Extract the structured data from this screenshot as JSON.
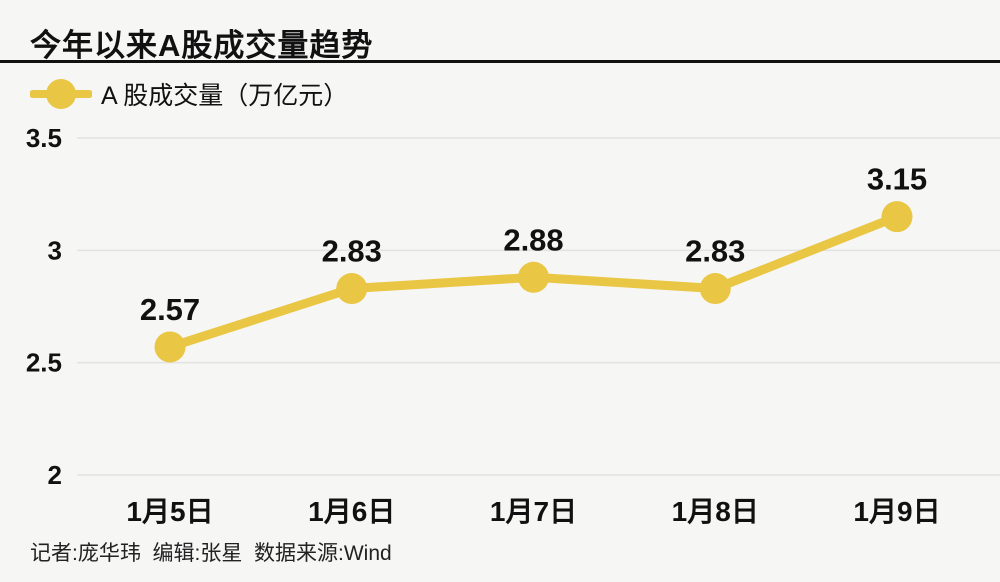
{
  "title": "今年以来A股成交量趋势",
  "legend": {
    "label": "A 股成交量（万亿元）"
  },
  "footer": {
    "credits": "记者:庞华玮  编辑:张星  数据来源:Wind"
  },
  "colors": {
    "background": "#f6f6f5",
    "accent": "#e9c643",
    "text": "#111111",
    "gridline": "#e2e2e1",
    "divider": "#111111"
  },
  "chart_data": {
    "type": "line",
    "title": "今年以来A股成交量趋势",
    "categories": [
      "1月5日",
      "1月6日",
      "1月7日",
      "1月8日",
      "1月9日"
    ],
    "series": [
      {
        "name": "A 股成交量（万亿元）",
        "values": [
          2.57,
          2.83,
          2.88,
          2.83,
          3.15
        ]
      }
    ],
    "value_labels": [
      "2.57",
      "2.83",
      "2.88",
      "2.83",
      "3.15"
    ],
    "xlabel": "",
    "ylabel": "万亿元",
    "ylim": [
      2.0,
      3.5
    ],
    "yticks": [
      3.5,
      3.0,
      2.5,
      2.0
    ],
    "ytick_labels": [
      "3.5",
      "3",
      "2.5",
      "2"
    ],
    "grid": true,
    "legend_position": "top-left",
    "source": "Wind"
  }
}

- [Problem to work on]:
Pick out all lines from the data above in which the word "title" appears.

- [Result for this task]:
  "title": "今年以来A股成交量趋势",
    "title": "今年以来A股成交量趋势",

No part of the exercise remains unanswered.